# Stated task
What follows is a listing; restate every line of it word for word.

# Stored rows
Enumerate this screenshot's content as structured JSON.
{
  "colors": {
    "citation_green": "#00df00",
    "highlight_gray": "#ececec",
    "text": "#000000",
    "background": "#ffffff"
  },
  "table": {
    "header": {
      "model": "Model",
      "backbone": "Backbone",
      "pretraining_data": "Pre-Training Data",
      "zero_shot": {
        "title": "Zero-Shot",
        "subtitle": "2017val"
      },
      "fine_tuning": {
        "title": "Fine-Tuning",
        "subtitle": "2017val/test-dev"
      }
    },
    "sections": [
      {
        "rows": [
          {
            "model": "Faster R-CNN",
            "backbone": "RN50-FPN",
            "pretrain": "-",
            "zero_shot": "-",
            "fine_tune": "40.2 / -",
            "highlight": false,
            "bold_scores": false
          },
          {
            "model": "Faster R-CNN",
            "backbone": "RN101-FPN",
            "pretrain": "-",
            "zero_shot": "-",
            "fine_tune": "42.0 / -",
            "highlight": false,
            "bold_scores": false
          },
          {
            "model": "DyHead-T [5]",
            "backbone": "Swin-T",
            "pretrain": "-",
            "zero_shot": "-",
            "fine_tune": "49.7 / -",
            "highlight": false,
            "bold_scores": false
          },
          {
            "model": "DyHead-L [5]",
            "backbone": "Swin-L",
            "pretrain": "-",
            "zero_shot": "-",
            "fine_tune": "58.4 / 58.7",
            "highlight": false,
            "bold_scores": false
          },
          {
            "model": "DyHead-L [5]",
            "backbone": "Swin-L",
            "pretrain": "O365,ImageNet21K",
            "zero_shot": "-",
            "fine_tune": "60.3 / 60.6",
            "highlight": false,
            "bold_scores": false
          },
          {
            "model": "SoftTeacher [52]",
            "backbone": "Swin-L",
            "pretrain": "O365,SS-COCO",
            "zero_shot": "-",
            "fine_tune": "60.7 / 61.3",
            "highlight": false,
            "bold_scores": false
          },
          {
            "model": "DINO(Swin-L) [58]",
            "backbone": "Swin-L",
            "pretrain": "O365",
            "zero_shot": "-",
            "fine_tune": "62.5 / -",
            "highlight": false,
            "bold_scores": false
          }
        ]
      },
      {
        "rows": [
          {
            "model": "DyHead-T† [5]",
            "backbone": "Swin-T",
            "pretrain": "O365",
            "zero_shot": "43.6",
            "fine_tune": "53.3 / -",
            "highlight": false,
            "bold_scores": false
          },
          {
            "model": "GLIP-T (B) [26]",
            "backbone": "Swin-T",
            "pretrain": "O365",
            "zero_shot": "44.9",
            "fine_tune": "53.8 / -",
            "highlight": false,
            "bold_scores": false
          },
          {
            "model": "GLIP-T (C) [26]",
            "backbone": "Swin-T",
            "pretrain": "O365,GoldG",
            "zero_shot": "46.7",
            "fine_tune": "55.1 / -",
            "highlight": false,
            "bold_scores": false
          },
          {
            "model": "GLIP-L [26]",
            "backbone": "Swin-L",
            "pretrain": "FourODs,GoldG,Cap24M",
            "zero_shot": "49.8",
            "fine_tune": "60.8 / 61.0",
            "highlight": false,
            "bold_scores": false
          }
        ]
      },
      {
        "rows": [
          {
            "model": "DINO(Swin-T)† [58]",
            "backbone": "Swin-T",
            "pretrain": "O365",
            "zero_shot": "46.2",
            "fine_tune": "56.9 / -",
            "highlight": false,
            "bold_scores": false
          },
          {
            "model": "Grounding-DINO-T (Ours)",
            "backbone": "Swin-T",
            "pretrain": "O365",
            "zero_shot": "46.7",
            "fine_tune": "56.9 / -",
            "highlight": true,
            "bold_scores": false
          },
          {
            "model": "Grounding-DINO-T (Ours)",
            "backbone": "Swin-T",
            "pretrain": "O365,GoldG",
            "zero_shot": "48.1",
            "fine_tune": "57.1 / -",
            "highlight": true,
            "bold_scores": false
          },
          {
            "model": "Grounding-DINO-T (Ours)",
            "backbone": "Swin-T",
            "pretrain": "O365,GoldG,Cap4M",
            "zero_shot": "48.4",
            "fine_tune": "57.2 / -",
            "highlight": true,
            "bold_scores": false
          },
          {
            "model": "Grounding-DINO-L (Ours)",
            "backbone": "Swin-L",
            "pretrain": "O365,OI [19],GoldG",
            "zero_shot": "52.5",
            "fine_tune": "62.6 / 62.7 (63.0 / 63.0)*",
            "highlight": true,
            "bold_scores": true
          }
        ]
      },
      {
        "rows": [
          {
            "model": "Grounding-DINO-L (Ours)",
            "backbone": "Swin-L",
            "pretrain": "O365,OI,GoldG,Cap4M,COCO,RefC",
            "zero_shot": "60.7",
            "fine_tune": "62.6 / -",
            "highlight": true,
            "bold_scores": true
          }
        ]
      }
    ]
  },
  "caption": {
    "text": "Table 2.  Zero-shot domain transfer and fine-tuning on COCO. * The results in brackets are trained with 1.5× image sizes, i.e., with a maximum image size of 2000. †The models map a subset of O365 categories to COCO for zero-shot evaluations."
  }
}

# Full output
Enumerate this screenshot's content as structured JSON.
{
  "colors": {
    "citation_green": "#00df00",
    "highlight_gray": "#ececec",
    "text": "#000000",
    "background": "#ffffff"
  },
  "table": {
    "header": {
      "model": "Model",
      "backbone": "Backbone",
      "pretraining_data": "Pre-Training Data",
      "zero_shot": {
        "title": "Zero-Shot",
        "subtitle": "2017val"
      },
      "fine_tuning": {
        "title": "Fine-Tuning",
        "subtitle": "2017val/test-dev"
      }
    },
    "sections": [
      {
        "rows": [
          {
            "model": "Faster R-CNN",
            "backbone": "RN50-FPN",
            "pretrain": "-",
            "zero_shot": "-",
            "fine_tune": "40.2 / -",
            "highlight": false,
            "bold_scores": false
          },
          {
            "model": "Faster R-CNN",
            "backbone": "RN101-FPN",
            "pretrain": "-",
            "zero_shot": "-",
            "fine_tune": "42.0 / -",
            "highlight": false,
            "bold_scores": false
          },
          {
            "model": "DyHead-T [5]",
            "backbone": "Swin-T",
            "pretrain": "-",
            "zero_shot": "-",
            "fine_tune": "49.7 / -",
            "highlight": false,
            "bold_scores": false
          },
          {
            "model": "DyHead-L [5]",
            "backbone": "Swin-L",
            "pretrain": "-",
            "zero_shot": "-",
            "fine_tune": "58.4 / 58.7",
            "highlight": false,
            "bold_scores": false
          },
          {
            "model": "DyHead-L [5]",
            "backbone": "Swin-L",
            "pretrain": "O365,ImageNet21K",
            "zero_shot": "-",
            "fine_tune": "60.3 / 60.6",
            "highlight": false,
            "bold_scores": false
          },
          {
            "model": "SoftTeacher [52]",
            "backbone": "Swin-L",
            "pretrain": "O365,SS-COCO",
            "zero_shot": "-",
            "fine_tune": "60.7 / 61.3",
            "highlight": false,
            "bold_scores": false
          },
          {
            "model": "DINO(Swin-L) [58]",
            "backbone": "Swin-L",
            "pretrain": "O365",
            "zero_shot": "-",
            "fine_tune": "62.5 / -",
            "highlight": false,
            "bold_scores": false
          }
        ]
      },
      {
        "rows": [
          {
            "model": "DyHead-T† [5]",
            "backbone": "Swin-T",
            "pretrain": "O365",
            "zero_shot": "43.6",
            "fine_tune": "53.3 / -",
            "highlight": false,
            "bold_scores": false
          },
          {
            "model": "GLIP-T (B) [26]",
            "backbone": "Swin-T",
            "pretrain": "O365",
            "zero_shot": "44.9",
            "fine_tune": "53.8 / -",
            "highlight": false,
            "bold_scores": false
          },
          {
            "model": "GLIP-T (C) [26]",
            "backbone": "Swin-T",
            "pretrain": "O365,GoldG",
            "zero_shot": "46.7",
            "fine_tune": "55.1 / -",
            "highlight": false,
            "bold_scores": false
          },
          {
            "model": "GLIP-L [26]",
            "backbone": "Swin-L",
            "pretrain": "FourODs,GoldG,Cap24M",
            "zero_shot": "49.8",
            "fine_tune": "60.8 / 61.0",
            "highlight": false,
            "bold_scores": false
          }
        ]
      },
      {
        "rows": [
          {
            "model": "DINO(Swin-T)† [58]",
            "backbone": "Swin-T",
            "pretrain": "O365",
            "zero_shot": "46.2",
            "fine_tune": "56.9 / -",
            "highlight": false,
            "bold_scores": false
          },
          {
            "model": "Grounding-DINO-T (Ours)",
            "backbone": "Swin-T",
            "pretrain": "O365",
            "zero_shot": "46.7",
            "fine_tune": "56.9 / -",
            "highlight": true,
            "bold_scores": false
          },
          {
            "model": "Grounding-DINO-T (Ours)",
            "backbone": "Swin-T",
            "pretrain": "O365,GoldG",
            "zero_shot": "48.1",
            "fine_tune": "57.1 / -",
            "highlight": true,
            "bold_scores": false
          },
          {
            "model": "Grounding-DINO-T (Ours)",
            "backbone": "Swin-T",
            "pretrain": "O365,GoldG,Cap4M",
            "zero_shot": "48.4",
            "fine_tune": "57.2 / -",
            "highlight": true,
            "bold_scores": false
          },
          {
            "model": "Grounding-DINO-L (Ours)",
            "backbone": "Swin-L",
            "pretrain": "O365,OI [19],GoldG",
            "zero_shot": "52.5",
            "fine_tune": "62.6 / 62.7 (63.0 / 63.0)*",
            "highlight": true,
            "bold_scores": true
          }
        ]
      },
      {
        "rows": [
          {
            "model": "Grounding-DINO-L (Ours)",
            "backbone": "Swin-L",
            "pretrain": "O365,OI,GoldG,Cap4M,COCO,RefC",
            "zero_shot": "60.7",
            "fine_tune": "62.6 / -",
            "highlight": true,
            "bold_scores": true
          }
        ]
      }
    ]
  },
  "caption": {
    "text": "Table 2.  Zero-shot domain transfer and fine-tuning on COCO. * The results in brackets are trained with 1.5× image sizes, i.e., with a maximum image size of 2000. †The models map a subset of O365 categories to COCO for zero-shot evaluations."
  }
}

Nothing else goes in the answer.